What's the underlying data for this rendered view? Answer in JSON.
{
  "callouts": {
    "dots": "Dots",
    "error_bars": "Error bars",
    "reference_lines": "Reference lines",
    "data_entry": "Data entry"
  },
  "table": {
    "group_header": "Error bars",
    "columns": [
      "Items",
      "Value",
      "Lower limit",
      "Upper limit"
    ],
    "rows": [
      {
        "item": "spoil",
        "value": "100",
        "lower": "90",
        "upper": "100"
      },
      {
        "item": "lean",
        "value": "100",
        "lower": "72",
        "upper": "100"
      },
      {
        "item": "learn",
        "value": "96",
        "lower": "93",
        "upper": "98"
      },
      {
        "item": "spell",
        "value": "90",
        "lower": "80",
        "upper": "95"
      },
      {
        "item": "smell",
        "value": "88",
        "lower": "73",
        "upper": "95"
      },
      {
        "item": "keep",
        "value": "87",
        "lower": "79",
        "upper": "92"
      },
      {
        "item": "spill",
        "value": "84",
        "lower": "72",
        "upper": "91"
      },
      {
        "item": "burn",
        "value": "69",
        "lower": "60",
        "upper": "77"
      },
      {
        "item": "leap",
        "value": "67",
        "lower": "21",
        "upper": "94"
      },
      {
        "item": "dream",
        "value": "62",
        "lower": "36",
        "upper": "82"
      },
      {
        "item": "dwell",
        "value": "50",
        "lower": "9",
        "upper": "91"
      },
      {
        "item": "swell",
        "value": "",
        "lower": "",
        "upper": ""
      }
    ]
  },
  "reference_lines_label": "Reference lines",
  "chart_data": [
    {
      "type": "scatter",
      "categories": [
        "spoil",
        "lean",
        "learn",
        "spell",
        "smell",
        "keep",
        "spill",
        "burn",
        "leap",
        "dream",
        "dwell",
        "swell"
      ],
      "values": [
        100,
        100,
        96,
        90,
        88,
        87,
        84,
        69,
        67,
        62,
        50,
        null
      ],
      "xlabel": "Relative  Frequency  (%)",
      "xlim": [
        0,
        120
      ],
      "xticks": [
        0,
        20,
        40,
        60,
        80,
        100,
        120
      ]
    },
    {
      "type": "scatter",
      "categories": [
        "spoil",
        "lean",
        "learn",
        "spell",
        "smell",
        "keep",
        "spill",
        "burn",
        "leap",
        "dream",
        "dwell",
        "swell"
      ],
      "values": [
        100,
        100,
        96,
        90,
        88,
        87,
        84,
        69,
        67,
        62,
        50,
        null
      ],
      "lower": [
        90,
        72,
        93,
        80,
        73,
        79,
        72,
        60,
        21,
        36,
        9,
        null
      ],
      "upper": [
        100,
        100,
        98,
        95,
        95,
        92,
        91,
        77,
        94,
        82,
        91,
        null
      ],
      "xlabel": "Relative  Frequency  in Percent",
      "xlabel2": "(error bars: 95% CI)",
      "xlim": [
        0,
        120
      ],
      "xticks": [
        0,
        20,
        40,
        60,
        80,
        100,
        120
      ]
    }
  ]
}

━━━

* [SET TASK] From the records above, extract everything verbatim.

* [RESPONSE BELOW]
What's the underlying data for this rendered view? Answer in JSON.
{
  "callouts": {
    "dots": "Dots",
    "error_bars": "Error bars",
    "reference_lines": "Reference lines",
    "data_entry": "Data entry"
  },
  "table": {
    "group_header": "Error bars",
    "columns": [
      "Items",
      "Value",
      "Lower limit",
      "Upper limit"
    ],
    "rows": [
      {
        "item": "spoil",
        "value": "100",
        "lower": "90",
        "upper": "100"
      },
      {
        "item": "lean",
        "value": "100",
        "lower": "72",
        "upper": "100"
      },
      {
        "item": "learn",
        "value": "96",
        "lower": "93",
        "upper": "98"
      },
      {
        "item": "spell",
        "value": "90",
        "lower": "80",
        "upper": "95"
      },
      {
        "item": "smell",
        "value": "88",
        "lower": "73",
        "upper": "95"
      },
      {
        "item": "keep",
        "value": "87",
        "lower": "79",
        "upper": "92"
      },
      {
        "item": "spill",
        "value": "84",
        "lower": "72",
        "upper": "91"
      },
      {
        "item": "burn",
        "value": "69",
        "lower": "60",
        "upper": "77"
      },
      {
        "item": "leap",
        "value": "67",
        "lower": "21",
        "upper": "94"
      },
      {
        "item": "dream",
        "value": "62",
        "lower": "36",
        "upper": "82"
      },
      {
        "item": "dwell",
        "value": "50",
        "lower": "9",
        "upper": "91"
      },
      {
        "item": "swell",
        "value": "",
        "lower": "",
        "upper": ""
      }
    ]
  },
  "reference_lines_label": "Reference lines",
  "chart_data": [
    {
      "type": "scatter",
      "categories": [
        "spoil",
        "lean",
        "learn",
        "spell",
        "smell",
        "keep",
        "spill",
        "burn",
        "leap",
        "dream",
        "dwell",
        "swell"
      ],
      "values": [
        100,
        100,
        96,
        90,
        88,
        87,
        84,
        69,
        67,
        62,
        50,
        null
      ],
      "xlabel": "Relative  Frequency  (%)",
      "xlim": [
        0,
        120
      ],
      "xticks": [
        0,
        20,
        40,
        60,
        80,
        100,
        120
      ]
    },
    {
      "type": "scatter",
      "categories": [
        "spoil",
        "lean",
        "learn",
        "spell",
        "smell",
        "keep",
        "spill",
        "burn",
        "leap",
        "dream",
        "dwell",
        "swell"
      ],
      "values": [
        100,
        100,
        96,
        90,
        88,
        87,
        84,
        69,
        67,
        62,
        50,
        null
      ],
      "lower": [
        90,
        72,
        93,
        80,
        73,
        79,
        72,
        60,
        21,
        36,
        9,
        null
      ],
      "upper": [
        100,
        100,
        98,
        95,
        95,
        92,
        91,
        77,
        94,
        82,
        91,
        null
      ],
      "xlabel": "Relative  Frequency  in Percent",
      "xlabel2": "(error bars: 95% CI)",
      "xlim": [
        0,
        120
      ],
      "xticks": [
        0,
        20,
        40,
        60,
        80,
        100,
        120
      ]
    }
  ]
}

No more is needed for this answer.